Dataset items
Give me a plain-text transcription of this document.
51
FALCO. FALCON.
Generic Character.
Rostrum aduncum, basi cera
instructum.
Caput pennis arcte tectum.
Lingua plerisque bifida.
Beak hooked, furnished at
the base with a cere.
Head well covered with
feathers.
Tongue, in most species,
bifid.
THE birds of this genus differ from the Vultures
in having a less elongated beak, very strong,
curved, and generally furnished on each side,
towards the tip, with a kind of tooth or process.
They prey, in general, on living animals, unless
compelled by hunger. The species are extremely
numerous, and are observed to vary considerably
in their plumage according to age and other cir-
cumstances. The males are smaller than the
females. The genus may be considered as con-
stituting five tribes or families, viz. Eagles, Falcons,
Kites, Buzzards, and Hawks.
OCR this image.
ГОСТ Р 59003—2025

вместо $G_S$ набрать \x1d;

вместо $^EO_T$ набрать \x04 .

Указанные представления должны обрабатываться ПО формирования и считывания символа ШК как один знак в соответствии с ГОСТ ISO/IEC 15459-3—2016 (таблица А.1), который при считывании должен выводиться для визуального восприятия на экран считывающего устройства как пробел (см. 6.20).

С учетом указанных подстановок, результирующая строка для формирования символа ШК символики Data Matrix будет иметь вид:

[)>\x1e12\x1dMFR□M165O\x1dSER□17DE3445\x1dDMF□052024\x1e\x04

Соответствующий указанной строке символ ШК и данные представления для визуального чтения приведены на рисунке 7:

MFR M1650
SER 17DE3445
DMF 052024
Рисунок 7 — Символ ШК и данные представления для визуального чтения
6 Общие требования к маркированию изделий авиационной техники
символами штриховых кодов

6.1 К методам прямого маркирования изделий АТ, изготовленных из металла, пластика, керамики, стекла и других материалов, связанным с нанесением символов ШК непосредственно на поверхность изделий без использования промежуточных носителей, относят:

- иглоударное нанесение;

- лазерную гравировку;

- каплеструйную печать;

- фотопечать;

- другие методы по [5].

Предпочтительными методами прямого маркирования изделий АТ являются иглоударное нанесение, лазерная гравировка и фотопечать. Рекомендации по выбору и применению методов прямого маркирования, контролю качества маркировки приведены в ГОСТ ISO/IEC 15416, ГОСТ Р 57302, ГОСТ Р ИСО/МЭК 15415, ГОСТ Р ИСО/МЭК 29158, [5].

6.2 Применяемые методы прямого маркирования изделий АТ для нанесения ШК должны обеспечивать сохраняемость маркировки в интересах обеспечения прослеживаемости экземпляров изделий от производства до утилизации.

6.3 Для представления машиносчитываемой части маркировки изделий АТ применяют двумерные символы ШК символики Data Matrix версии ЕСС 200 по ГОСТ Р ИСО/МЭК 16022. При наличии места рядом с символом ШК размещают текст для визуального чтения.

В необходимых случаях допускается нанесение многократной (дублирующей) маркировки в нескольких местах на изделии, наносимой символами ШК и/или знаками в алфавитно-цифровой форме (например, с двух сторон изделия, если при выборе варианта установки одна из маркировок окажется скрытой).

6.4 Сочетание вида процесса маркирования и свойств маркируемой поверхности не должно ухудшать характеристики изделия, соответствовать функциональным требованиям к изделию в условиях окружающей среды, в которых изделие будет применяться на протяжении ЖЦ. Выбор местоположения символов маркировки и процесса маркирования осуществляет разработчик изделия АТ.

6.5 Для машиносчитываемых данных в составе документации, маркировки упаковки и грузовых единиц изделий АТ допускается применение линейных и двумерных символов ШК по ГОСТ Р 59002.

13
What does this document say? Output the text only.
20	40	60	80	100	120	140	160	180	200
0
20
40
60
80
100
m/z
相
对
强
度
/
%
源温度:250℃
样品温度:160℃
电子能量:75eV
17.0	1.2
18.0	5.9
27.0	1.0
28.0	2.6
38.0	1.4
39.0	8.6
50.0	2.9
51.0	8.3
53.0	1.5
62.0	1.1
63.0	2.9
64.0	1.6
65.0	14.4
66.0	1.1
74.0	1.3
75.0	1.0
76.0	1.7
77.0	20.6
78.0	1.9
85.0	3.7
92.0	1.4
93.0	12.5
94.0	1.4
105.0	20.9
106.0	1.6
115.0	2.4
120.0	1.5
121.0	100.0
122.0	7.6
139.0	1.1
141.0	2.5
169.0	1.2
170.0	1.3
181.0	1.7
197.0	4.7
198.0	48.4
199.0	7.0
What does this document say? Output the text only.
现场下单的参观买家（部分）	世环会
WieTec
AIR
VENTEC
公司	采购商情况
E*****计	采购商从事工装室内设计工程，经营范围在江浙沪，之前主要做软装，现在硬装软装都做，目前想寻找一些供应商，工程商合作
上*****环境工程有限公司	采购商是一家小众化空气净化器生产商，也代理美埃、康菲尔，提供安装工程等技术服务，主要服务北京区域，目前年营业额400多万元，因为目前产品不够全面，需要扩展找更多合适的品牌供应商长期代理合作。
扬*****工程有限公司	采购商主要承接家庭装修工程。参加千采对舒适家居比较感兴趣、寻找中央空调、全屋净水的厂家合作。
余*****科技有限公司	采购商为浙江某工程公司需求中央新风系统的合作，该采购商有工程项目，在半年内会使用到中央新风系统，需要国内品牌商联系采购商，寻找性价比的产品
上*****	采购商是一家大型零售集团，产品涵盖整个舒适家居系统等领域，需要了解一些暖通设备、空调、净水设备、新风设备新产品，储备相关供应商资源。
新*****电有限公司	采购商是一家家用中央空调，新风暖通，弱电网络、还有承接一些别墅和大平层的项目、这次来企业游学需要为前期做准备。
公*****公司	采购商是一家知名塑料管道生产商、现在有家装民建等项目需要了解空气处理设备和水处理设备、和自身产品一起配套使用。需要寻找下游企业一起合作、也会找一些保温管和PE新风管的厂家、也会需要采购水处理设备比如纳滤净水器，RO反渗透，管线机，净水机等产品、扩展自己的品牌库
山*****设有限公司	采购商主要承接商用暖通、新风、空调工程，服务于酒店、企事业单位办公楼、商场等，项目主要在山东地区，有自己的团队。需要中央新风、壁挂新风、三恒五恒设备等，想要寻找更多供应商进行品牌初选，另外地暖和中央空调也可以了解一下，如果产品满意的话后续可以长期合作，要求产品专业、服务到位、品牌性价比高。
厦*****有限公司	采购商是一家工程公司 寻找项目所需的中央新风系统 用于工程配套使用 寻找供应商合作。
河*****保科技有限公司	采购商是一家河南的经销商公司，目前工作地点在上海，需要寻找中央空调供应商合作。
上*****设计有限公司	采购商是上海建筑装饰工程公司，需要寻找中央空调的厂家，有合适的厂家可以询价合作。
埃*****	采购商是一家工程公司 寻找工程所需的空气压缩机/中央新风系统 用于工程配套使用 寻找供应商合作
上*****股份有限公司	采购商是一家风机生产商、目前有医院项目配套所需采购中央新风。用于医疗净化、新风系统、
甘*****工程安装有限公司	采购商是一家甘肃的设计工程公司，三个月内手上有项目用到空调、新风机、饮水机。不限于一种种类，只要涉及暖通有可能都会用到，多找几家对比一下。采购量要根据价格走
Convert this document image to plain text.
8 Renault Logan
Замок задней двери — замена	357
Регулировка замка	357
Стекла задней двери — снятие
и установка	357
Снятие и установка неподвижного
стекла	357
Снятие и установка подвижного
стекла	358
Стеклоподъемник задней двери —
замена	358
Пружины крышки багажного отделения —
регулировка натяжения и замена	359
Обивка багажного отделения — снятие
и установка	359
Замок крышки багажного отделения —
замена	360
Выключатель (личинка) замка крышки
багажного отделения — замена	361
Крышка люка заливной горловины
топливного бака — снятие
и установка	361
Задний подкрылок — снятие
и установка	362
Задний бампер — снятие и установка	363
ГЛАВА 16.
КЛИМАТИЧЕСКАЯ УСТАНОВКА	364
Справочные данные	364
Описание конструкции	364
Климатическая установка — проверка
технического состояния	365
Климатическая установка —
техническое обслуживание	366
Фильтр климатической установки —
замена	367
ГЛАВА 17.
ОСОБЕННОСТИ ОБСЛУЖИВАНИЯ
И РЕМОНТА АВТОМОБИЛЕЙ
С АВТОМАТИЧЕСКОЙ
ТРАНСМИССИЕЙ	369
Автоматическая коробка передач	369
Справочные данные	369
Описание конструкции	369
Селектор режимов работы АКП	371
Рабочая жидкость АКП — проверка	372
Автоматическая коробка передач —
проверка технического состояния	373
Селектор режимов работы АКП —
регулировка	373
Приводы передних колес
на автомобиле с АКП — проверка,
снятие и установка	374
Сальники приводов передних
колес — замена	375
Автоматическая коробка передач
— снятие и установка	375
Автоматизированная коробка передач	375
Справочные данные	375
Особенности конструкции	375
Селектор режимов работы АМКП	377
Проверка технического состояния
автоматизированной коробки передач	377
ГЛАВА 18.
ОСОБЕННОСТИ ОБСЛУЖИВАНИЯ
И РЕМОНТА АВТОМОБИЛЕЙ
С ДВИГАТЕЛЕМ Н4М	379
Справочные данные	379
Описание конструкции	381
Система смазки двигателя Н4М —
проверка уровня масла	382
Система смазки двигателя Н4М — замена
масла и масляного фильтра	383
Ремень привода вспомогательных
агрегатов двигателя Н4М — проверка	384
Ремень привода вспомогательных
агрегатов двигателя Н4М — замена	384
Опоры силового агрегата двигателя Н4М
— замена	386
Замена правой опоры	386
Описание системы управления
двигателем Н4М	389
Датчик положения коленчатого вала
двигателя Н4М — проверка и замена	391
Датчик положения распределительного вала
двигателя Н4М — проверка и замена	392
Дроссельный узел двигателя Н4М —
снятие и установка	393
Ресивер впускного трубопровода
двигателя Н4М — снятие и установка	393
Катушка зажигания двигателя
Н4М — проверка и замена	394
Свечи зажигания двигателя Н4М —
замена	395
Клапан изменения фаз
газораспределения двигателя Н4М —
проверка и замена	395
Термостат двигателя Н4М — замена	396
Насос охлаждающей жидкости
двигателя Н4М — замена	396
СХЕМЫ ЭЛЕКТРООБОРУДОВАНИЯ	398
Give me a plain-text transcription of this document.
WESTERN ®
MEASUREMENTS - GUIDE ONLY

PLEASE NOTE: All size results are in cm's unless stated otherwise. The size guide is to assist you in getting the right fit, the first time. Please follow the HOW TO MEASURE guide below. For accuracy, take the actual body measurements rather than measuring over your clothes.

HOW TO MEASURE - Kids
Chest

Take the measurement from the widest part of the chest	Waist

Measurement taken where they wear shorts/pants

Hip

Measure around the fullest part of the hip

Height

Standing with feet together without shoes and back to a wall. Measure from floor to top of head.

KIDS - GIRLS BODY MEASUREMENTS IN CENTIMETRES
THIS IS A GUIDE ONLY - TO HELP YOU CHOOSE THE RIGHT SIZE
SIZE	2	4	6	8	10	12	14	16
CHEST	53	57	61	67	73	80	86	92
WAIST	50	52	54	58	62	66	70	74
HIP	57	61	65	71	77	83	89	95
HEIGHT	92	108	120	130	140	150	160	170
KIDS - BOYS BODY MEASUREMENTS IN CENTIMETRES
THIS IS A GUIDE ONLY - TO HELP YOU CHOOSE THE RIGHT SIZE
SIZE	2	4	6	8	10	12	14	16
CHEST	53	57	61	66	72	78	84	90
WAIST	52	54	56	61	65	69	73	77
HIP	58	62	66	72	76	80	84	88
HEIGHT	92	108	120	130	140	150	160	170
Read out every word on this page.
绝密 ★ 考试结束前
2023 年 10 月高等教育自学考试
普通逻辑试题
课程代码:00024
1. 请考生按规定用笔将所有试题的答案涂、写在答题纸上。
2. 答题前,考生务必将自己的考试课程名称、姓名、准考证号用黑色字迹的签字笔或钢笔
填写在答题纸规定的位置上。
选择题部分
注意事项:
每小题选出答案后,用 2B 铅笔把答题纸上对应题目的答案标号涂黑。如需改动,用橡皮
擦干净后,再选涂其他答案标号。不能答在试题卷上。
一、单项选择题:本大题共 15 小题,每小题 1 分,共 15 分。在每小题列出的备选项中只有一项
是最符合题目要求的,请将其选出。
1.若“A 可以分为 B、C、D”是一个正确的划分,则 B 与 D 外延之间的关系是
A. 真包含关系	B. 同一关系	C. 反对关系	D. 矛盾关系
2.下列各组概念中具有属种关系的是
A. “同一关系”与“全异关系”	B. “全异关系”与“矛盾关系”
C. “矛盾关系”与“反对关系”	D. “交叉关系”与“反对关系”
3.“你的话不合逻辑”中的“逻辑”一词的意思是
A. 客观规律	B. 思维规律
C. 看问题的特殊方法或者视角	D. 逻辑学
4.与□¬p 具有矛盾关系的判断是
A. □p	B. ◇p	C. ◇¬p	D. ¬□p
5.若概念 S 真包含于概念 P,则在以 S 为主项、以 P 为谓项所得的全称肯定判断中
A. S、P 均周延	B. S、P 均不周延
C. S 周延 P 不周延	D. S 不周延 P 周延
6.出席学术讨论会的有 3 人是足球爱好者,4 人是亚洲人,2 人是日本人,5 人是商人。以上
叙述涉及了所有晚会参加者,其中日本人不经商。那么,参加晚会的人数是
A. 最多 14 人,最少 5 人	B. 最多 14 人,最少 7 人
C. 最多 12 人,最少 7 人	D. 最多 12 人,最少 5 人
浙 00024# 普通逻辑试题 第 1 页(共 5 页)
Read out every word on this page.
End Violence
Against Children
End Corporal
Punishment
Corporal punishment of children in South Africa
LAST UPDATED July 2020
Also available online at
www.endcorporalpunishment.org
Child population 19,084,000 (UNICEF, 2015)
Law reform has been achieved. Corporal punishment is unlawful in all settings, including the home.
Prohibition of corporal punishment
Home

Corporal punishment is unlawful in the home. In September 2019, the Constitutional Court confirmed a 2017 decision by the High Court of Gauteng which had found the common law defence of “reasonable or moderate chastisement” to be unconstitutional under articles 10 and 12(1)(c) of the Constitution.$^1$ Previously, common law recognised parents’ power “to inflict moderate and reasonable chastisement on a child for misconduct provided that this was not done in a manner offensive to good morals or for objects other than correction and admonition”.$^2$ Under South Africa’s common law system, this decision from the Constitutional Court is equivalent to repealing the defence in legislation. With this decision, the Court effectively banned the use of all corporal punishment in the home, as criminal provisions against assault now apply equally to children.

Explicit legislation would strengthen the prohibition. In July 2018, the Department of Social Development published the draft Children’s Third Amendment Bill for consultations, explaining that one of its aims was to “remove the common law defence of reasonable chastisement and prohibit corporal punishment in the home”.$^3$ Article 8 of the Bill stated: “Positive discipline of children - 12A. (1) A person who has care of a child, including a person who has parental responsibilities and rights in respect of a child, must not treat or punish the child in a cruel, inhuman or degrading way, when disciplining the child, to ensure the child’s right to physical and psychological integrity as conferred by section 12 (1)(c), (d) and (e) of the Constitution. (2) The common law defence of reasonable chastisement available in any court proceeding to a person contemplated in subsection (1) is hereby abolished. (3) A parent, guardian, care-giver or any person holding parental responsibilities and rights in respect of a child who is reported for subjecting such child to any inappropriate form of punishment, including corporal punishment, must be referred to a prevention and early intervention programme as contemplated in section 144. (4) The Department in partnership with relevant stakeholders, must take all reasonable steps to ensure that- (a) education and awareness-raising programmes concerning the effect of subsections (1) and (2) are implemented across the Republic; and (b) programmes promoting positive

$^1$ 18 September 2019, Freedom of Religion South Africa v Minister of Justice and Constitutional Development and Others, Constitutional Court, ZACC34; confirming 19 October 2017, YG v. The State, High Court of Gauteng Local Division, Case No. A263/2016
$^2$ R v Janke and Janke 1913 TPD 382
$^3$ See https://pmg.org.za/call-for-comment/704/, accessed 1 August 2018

* _EXERCISE DIRECTIONS_: Search the entries for the word "Система" and gather every line where it appears.

* _RESULT FOR THIS TASK_:
Система смазки двигателя Н4М —
Система смазки двигателя Н4М — замена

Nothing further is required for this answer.